• [Task requirements]
Every line of the listing must be reproduced as it stands. Leave the images behind.

• [Supplied records]
***

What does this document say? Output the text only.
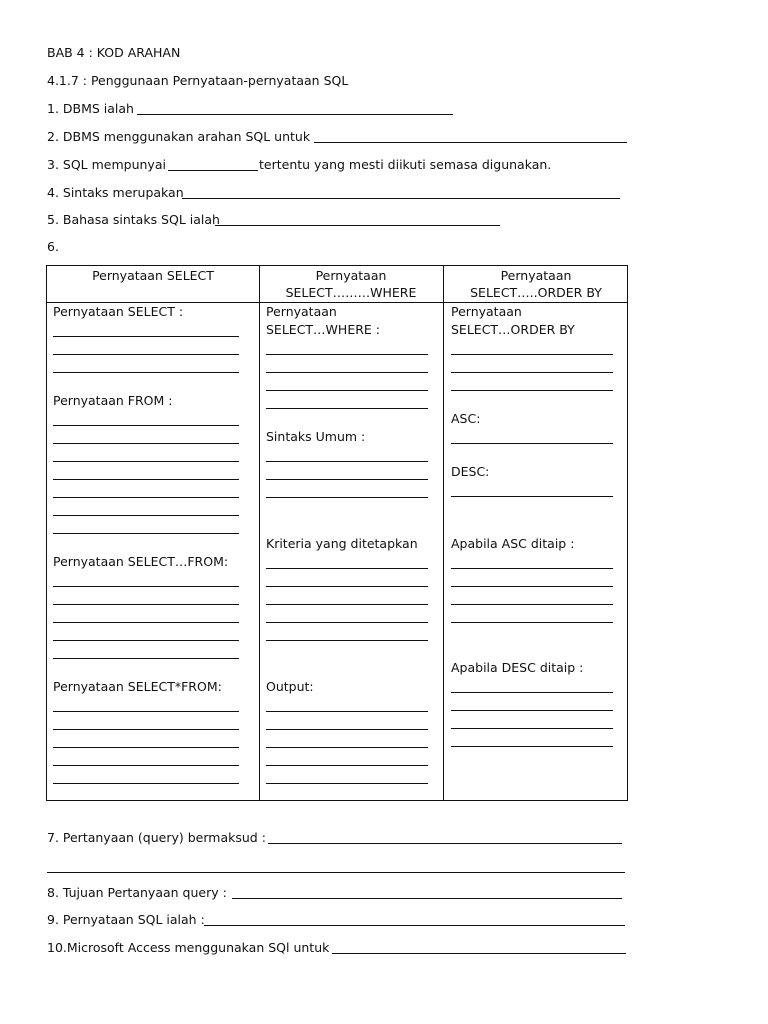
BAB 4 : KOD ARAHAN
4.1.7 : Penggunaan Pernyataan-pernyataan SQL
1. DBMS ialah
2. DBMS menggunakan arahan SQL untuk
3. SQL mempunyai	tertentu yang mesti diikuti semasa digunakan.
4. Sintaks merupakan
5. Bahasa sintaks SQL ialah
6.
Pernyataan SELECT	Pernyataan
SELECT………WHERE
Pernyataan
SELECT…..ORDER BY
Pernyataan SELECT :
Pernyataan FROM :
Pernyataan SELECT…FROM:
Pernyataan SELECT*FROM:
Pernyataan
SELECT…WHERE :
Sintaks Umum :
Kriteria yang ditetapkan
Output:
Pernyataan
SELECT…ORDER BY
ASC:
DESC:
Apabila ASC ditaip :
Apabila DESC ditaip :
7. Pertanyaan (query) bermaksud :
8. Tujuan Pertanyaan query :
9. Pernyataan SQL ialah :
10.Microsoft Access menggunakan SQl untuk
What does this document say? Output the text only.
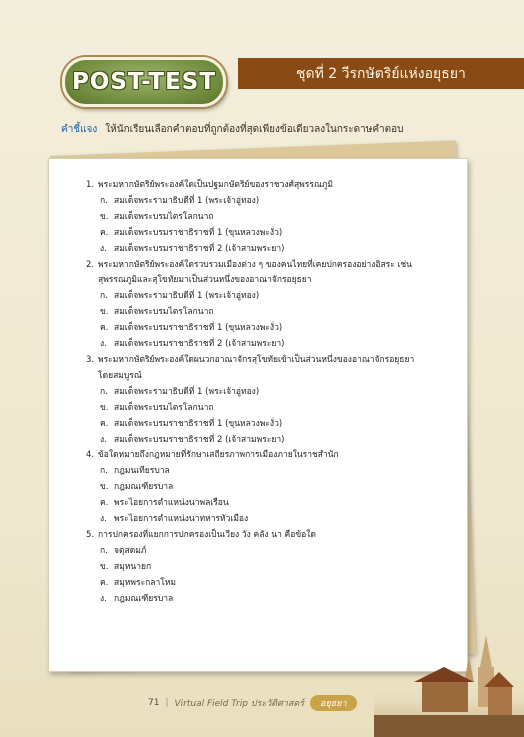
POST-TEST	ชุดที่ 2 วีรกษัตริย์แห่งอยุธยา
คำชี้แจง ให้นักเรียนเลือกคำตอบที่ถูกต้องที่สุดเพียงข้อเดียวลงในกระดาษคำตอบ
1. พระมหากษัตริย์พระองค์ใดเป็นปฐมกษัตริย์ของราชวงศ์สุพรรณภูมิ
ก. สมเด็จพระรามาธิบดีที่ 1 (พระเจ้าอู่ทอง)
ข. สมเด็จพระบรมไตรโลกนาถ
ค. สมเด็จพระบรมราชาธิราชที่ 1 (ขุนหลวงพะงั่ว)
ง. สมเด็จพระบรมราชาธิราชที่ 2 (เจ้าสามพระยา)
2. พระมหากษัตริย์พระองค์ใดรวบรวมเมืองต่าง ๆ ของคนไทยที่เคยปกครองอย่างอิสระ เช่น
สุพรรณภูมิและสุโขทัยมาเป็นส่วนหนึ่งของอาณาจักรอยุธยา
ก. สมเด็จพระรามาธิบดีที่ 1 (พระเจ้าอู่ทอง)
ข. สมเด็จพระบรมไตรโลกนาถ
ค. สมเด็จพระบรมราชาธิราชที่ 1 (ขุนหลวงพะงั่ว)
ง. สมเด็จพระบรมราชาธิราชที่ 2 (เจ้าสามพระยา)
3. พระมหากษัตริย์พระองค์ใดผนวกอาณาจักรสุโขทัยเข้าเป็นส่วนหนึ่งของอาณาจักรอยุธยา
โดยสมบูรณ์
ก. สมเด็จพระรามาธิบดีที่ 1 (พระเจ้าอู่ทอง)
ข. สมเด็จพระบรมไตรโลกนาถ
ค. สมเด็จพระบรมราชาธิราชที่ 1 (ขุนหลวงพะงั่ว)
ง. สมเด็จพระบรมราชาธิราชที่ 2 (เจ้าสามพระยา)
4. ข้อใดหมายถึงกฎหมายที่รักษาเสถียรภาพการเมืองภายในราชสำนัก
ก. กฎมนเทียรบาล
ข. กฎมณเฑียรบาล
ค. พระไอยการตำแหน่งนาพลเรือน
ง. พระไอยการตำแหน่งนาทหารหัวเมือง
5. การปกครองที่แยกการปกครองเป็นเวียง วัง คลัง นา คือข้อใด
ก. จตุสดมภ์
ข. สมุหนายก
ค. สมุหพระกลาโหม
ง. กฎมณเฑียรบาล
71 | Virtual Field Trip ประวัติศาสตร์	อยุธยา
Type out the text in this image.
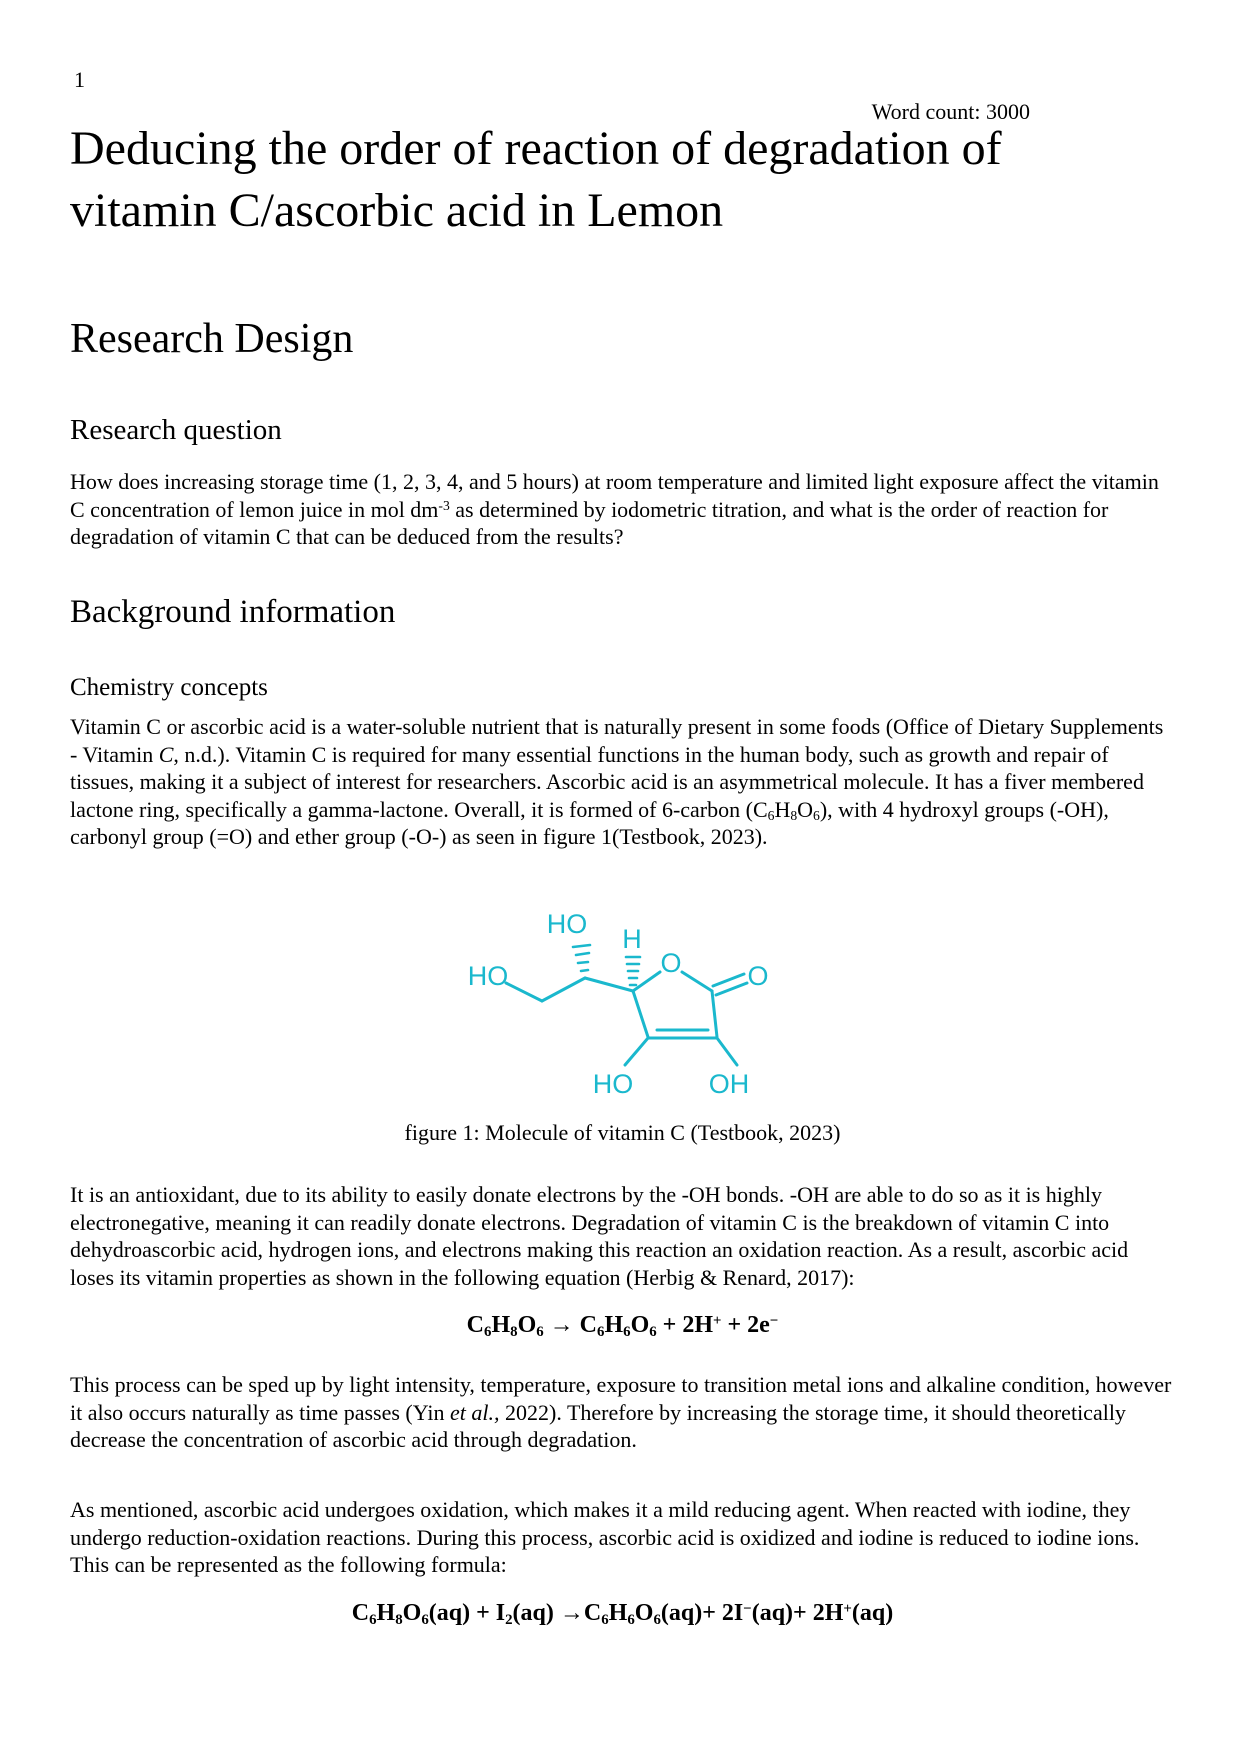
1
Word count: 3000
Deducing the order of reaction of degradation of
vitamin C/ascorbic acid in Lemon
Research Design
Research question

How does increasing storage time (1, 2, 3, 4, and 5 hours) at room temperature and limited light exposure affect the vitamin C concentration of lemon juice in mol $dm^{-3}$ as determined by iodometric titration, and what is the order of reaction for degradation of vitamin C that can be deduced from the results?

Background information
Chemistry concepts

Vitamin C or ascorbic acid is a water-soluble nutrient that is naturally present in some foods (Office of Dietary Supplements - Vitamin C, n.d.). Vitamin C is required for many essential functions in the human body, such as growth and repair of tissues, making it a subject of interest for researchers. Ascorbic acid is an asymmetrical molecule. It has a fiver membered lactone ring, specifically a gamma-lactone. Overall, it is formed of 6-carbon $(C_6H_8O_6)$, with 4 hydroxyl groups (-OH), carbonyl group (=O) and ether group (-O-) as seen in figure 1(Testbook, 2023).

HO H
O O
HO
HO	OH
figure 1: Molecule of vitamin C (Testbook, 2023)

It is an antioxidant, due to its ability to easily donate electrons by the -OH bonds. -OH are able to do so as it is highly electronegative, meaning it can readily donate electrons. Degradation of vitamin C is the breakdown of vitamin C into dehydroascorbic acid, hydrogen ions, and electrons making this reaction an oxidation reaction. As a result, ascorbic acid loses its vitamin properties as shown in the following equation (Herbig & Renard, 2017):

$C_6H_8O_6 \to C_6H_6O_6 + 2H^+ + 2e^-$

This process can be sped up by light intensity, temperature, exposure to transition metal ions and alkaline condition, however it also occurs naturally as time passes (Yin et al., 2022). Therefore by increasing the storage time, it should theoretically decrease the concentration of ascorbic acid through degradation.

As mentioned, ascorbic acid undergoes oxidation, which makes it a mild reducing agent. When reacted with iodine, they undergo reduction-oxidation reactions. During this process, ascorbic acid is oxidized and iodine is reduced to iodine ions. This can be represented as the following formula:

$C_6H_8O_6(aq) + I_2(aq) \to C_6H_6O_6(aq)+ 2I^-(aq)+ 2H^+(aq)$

***

• [Task result]
What does this document say? Output the text only.
BAB 4 : KOD ARAHAN
4.1.7 : Penggunaan Pernyataan-pernyataan SQL
1. DBMS ialah
2. DBMS menggunakan arahan SQL untuk
3. SQL mempunyai	tertentu yang mesti diikuti semasa digunakan.
4. Sintaks merupakan
5. Bahasa sintaks SQL ialah
6.
Pernyataan SELECT	Pernyataan
SELECT………WHERE
Pernyataan
SELECT…..ORDER BY
Pernyataan SELECT :
Pernyataan FROM :
Pernyataan SELECT…FROM:
Pernyataan SELECT*FROM:
Pernyataan
SELECT…WHERE :
Sintaks Umum :
Kriteria yang ditetapkan
Output:
Pernyataan
SELECT…ORDER BY
ASC:
DESC:
Apabila ASC ditaip :
Apabila DESC ditaip :
7. Pertanyaan (query) bermaksud :
8. Tujuan Pertanyaan query :
9. Pernyataan SQL ialah :
10.Microsoft Access menggunakan SQl untuk
What does this document say? Output the text only.
POST-TEST	ชุดที่ 2 วีรกษัตริย์แห่งอยุธยา
คำชี้แจง ให้นักเรียนเลือกคำตอบที่ถูกต้องที่สุดเพียงข้อเดียวลงในกระดาษคำตอบ
1. พระมหากษัตริย์พระองค์ใดเป็นปฐมกษัตริย์ของราชวงศ์สุพรรณภูมิ
ก. สมเด็จพระรามาธิบดีที่ 1 (พระเจ้าอู่ทอง)
ข. สมเด็จพระบรมไตรโลกนาถ
ค. สมเด็จพระบรมราชาธิราชที่ 1 (ขุนหลวงพะงั่ว)
ง. สมเด็จพระบรมราชาธิราชที่ 2 (เจ้าสามพระยา)
2. พระมหากษัตริย์พระองค์ใดรวบรวมเมืองต่าง ๆ ของคนไทยที่เคยปกครองอย่างอิสระ เช่น
สุพรรณภูมิและสุโขทัยมาเป็นส่วนหนึ่งของอาณาจักรอยุธยา
ก. สมเด็จพระรามาธิบดีที่ 1 (พระเจ้าอู่ทอง)
ข. สมเด็จพระบรมไตรโลกนาถ
ค. สมเด็จพระบรมราชาธิราชที่ 1 (ขุนหลวงพะงั่ว)
ง. สมเด็จพระบรมราชาธิราชที่ 2 (เจ้าสามพระยา)
3. พระมหากษัตริย์พระองค์ใดผนวกอาณาจักรสุโขทัยเข้าเป็นส่วนหนึ่งของอาณาจักรอยุธยา
โดยสมบูรณ์
ก. สมเด็จพระรามาธิบดีที่ 1 (พระเจ้าอู่ทอง)
ข. สมเด็จพระบรมไตรโลกนาถ
ค. สมเด็จพระบรมราชาธิราชที่ 1 (ขุนหลวงพะงั่ว)
ง. สมเด็จพระบรมราชาธิราชที่ 2 (เจ้าสามพระยา)
4. ข้อใดหมายถึงกฎหมายที่รักษาเสถียรภาพการเมืองภายในราชสำนัก
ก. กฎมนเทียรบาล
ข. กฎมณเฑียรบาล
ค. พระไอยการตำแหน่งนาพลเรือน
ง. พระไอยการตำแหน่งนาทหารหัวเมือง
5. การปกครองที่แยกการปกครองเป็นเวียง วัง คลัง นา คือข้อใด
ก. จตุสดมภ์
ข. สมุหนายก
ค. สมุหพระกลาโหม
ง. กฎมณเฑียรบาล
71 | Virtual Field Trip ประวัติศาสตร์	อยุธยา
Type out the text in this image.
1
Word count: 3000
Deducing the order of reaction of degradation of
vitamin C/ascorbic acid in Lemon
Research Design
Research question

How does increasing storage time (1, 2, 3, 4, and 5 hours) at room temperature and limited light exposure affect the vitamin C concentration of lemon juice in mol $dm^{-3}$ as determined by iodometric titration, and what is the order of reaction for degradation of vitamin C that can be deduced from the results?

Background information
Chemistry concepts

Vitamin C or ascorbic acid is a water-soluble nutrient that is naturally present in some foods (Office of Dietary Supplements - Vitamin C, n.d.). Vitamin C is required for many essential functions in the human body, such as growth and repair of tissues, making it a subject of interest for researchers. Ascorbic acid is an asymmetrical molecule. It has a fiver membered lactone ring, specifically a gamma-lactone. Overall, it is formed of 6-carbon $(C_6H_8O_6)$, with 4 hydroxyl groups (-OH), carbonyl group (=O) and ether group (-O-) as seen in figure 1(Testbook, 2023).

HO H
O O
HO
HO	OH
figure 1: Molecule of vitamin C (Testbook, 2023)

It is an antioxidant, due to its ability to easily donate electrons by the -OH bonds. -OH are able to do so as it is highly electronegative, meaning it can readily donate electrons. Degradation of vitamin C is the breakdown of vitamin C into dehydroascorbic acid, hydrogen ions, and electrons making this reaction an oxidation reaction. As a result, ascorbic acid loses its vitamin properties as shown in the following equation (Herbig & Renard, 2017):

$C_6H_8O_6 \to C_6H_6O_6 + 2H^+ + 2e^-$

This process can be sped up by light intensity, temperature, exposure to transition metal ions and alkaline condition, however it also occurs naturally as time passes (Yin et al., 2022). Therefore by increasing the storage time, it should theoretically decrease the concentration of ascorbic acid through degradation.

As mentioned, ascorbic acid undergoes oxidation, which makes it a mild reducing agent. When reacted with iodine, they undergo reduction-oxidation reactions. During this process, ascorbic acid is oxidized and iodine is reduced to iodine ions. This can be represented as the following formula:

$C_6H_8O_6(aq) + I_2(aq) \to C_6H_6O_6(aq)+ 2I^-(aq)+ 2H^+(aq)$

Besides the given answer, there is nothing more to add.